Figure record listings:
* START *
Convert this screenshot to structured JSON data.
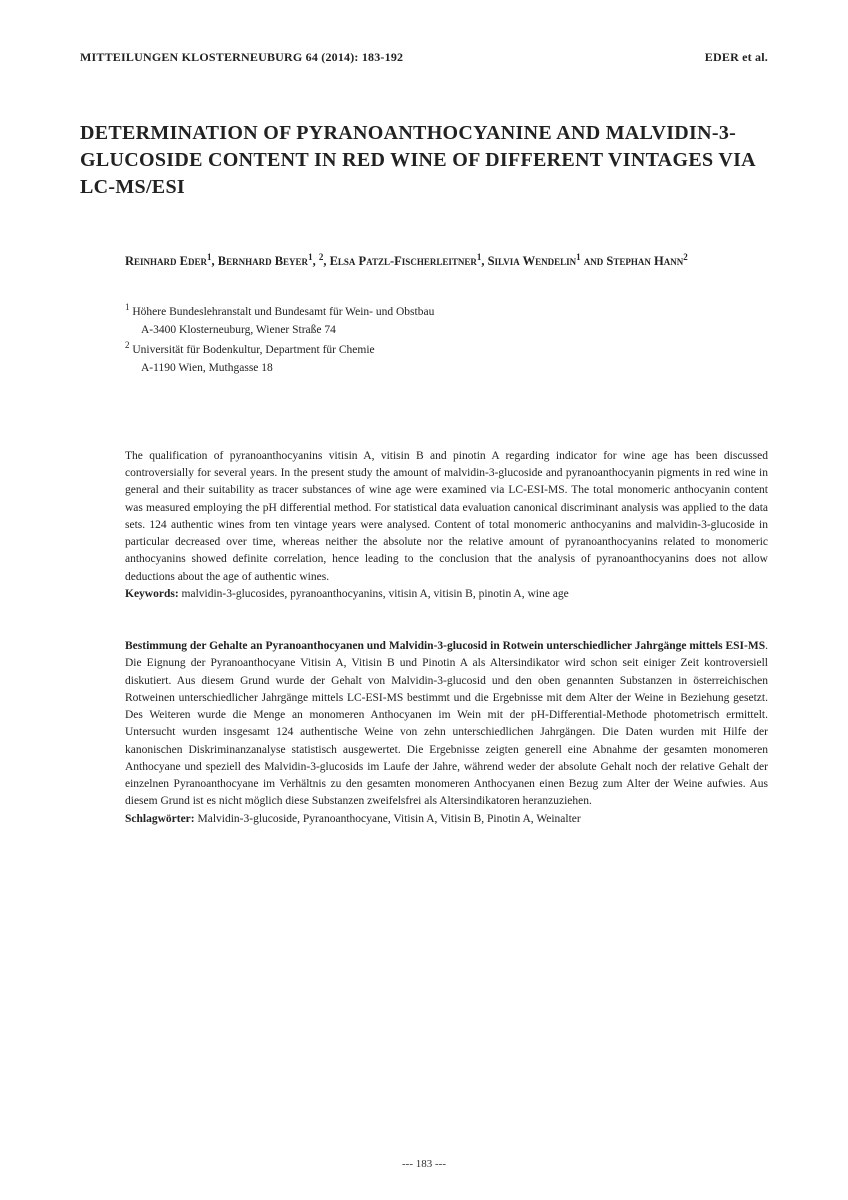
{
  "header": {
    "journal": "MITTEILUNGEN KLOSTERNEUBURG 64 (2014): 183-192",
    "running_author": "EDER et al."
  },
  "title": "DETERMINATION OF PYRANOANTHOCYANINE AND MALVIDIN-3-GLUCOSIDE CONTENT IN RED WINE OF DIFFERENT VINTAGES VIA LC-MS/ESI",
  "authors_html": "Reinhard Eder<span class='sup'>1</span>, Bernhard Beyer<span class='sup'>1</span>, <span class='sup'>2</span>, Elsa Patzl-Fischerleitner<span class='sup'>1</span>, Silvia Wendelin<span class='sup'>1</span> and Stephan Hann<span class='sup'>2</span>",
  "affiliations": {
    "a1_sup": "1",
    "a1_name": " Höhere Bundeslehranstalt und Bundesamt für Wein- und Obstbau",
    "a1_addr": "A-3400 Klosterneuburg, Wiener Straße 74",
    "a2_sup": "2",
    "a2_name": " Universität für Bodenkultur, Department für Chemie",
    "a2_addr": "A-1190 Wien, Muthgasse 18"
  },
  "abstract_en": "The qualification of pyranoanthocyanins vitisin A, vitisin B and pinotin A regarding indicator for wine age has been discussed controversially for several years. In the present study the amount of malvidin-3-glucoside and pyranoanthocyanin pigments in red wine in general and their suitability as tracer substances of wine age were examined via LC-ESI-MS. The total monomeric anthocyanin content was measured employing the pH differential method. For statistical data evaluation canonical discriminant analysis was applied to the data sets. 124 authentic wines from ten vintage years were analysed. Content of total monomeric anthocyanins and malvidin-3-glucoside in particular decreased over time, whereas neither the absolute nor the relative amount of pyranoanthocyanins related to monomeric anthocyanins showed definite correlation, hence leading to the conclusion that the analysis of pyranoanthocyanins does not allow deductions about the age of authentic wines.",
  "keywords_en_label": "Keywords:",
  "keywords_en": " malvidin-3-glucosides, pyranoanthocyanins, vitisin A, vitisin B, pinotin A, wine age",
  "abstract_de_title": "Bestimmung der Gehalte an Pyranoanthocyanen und Malvidin-3-glucosid in Rotwein unterschiedlicher Jahrgänge mittels ESI-MS",
  "abstract_de_body": ". Die Eignung der Pyranoanthocyane Vitisin A, Vitisin B und Pinotin A als Altersindikator wird schon seit einiger Zeit kontroversiell diskutiert. Aus diesem Grund wurde der Gehalt von Malvidin-3-glucosid und den oben genannten Substanzen in österreichischen Rotweinen unterschiedlicher Jahrgänge mittels LC-ESI-MS bestimmt und die Ergebnisse mit dem Alter der Weine in Beziehung gesetzt. Des Weiteren wurde die Menge an monomeren Anthocyanen im Wein mit der pH-Differential-Methode photometrisch ermittelt. Untersucht wurden insgesamt 124 authentische Weine von zehn unterschiedlichen Jahrgängen. Die Daten wurden mit Hilfe der kanonischen Diskriminanzanalyse statistisch ausgewertet. Die Ergebnisse zeigten generell eine Abnahme der gesamten monomeren Anthocyane und speziell des Malvidin-3-glucosids im Laufe der Jahre, während weder der absolute Gehalt noch der relative Gehalt der einzelnen Pyranoanthocyane im Verhältnis zu den gesamten monomeren Anthocyanen einen Bezug zum Alter der Weine aufwies. Aus diesem Grund ist es nicht möglich diese Substanzen zweifelsfrei als Altersindikatoren heranzuziehen.",
  "keywords_de_label": "Schlagwörter:",
  "keywords_de": " Malvidin-3-glucoside, Pyranoanthocyane, Vitisin A, Vitisin B, Pinotin A, Weinalter",
  "footer_page": "---  183  ---"
}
* END *
Omit the pictures, then quote the rest of the material above exactly.

Convert this screenshot to structured JSON data.
{
  "header": {
    "journal": "MITTEILUNGEN KLOSTERNEUBURG 64 (2014): 183-192",
    "running_author": "EDER et al."
  },
  "title": "DETERMINATION OF PYRANOANTHOCYANINE AND MALVIDIN-3-GLUCOSIDE CONTENT IN RED WINE OF DIFFERENT VINTAGES VIA LC-MS/ESI",
  "authors_html": "Reinhard Eder<span class='sup'>1</span>, Bernhard Beyer<span class='sup'>1</span>, <span class='sup'>2</span>, Elsa Patzl-Fischerleitner<span class='sup'>1</span>, Silvia Wendelin<span class='sup'>1</span> and Stephan Hann<span class='sup'>2</span>",
  "affiliations": {
    "a1_sup": "1",
    "a1_name": " Höhere Bundeslehranstalt und Bundesamt für Wein- und Obstbau",
    "a1_addr": "A-3400 Klosterneuburg, Wiener Straße 74",
    "a2_sup": "2",
    "a2_name": " Universität für Bodenkultur, Department für Chemie",
    "a2_addr": "A-1190 Wien, Muthgasse 18"
  },
  "abstract_en": "The qualification of pyranoanthocyanins vitisin A, vitisin B and pinotin A regarding indicator for wine age has been discussed controversially for several years. In the present study the amount of malvidin-3-glucoside and pyranoanthocyanin pigments in red wine in general and their suitability as tracer substances of wine age were examined via LC-ESI-MS. The total monomeric anthocyanin content was measured employing the pH differential method. For statistical data evaluation canonical discriminant analysis was applied to the data sets. 124 authentic wines from ten vintage years were analysed. Content of total monomeric anthocyanins and malvidin-3-glucoside in particular decreased over time, whereas neither the absolute nor the relative amount of pyranoanthocyanins related to monomeric anthocyanins showed definite correlation, hence leading to the conclusion that the analysis of pyranoanthocyanins does not allow deductions about the age of authentic wines.",
  "keywords_en_label": "Keywords:",
  "keywords_en": " malvidin-3-glucosides, pyranoanthocyanins, vitisin A, vitisin B, pinotin A, wine age",
  "abstract_de_title": "Bestimmung der Gehalte an Pyranoanthocyanen und Malvidin-3-glucosid in Rotwein unterschiedlicher Jahrgänge mittels ESI-MS",
  "abstract_de_body": ". Die Eignung der Pyranoanthocyane Vitisin A, Vitisin B und Pinotin A als Altersindikator wird schon seit einiger Zeit kontroversiell diskutiert. Aus diesem Grund wurde der Gehalt von Malvidin-3-glucosid und den oben genannten Substanzen in österreichischen Rotweinen unterschiedlicher Jahrgänge mittels LC-ESI-MS bestimmt und die Ergebnisse mit dem Alter der Weine in Beziehung gesetzt. Des Weiteren wurde die Menge an monomeren Anthocyanen im Wein mit der pH-Differential-Methode photometrisch ermittelt. Untersucht wurden insgesamt 124 authentische Weine von zehn unterschiedlichen Jahrgängen. Die Daten wurden mit Hilfe der kanonischen Diskriminanzanalyse statistisch ausgewertet. Die Ergebnisse zeigten generell eine Abnahme der gesamten monomeren Anthocyane und speziell des Malvidin-3-glucosids im Laufe der Jahre, während weder der absolute Gehalt noch der relative Gehalt der einzelnen Pyranoanthocyane im Verhältnis zu den gesamten monomeren Anthocyanen einen Bezug zum Alter der Weine aufwies. Aus diesem Grund ist es nicht möglich diese Substanzen zweifelsfrei als Altersindikatoren heranzuziehen.",
  "keywords_de_label": "Schlagwörter:",
  "keywords_de": " Malvidin-3-glucoside, Pyranoanthocyane, Vitisin A, Vitisin B, Pinotin A, Weinalter",
  "footer_page": "---  183  ---"
}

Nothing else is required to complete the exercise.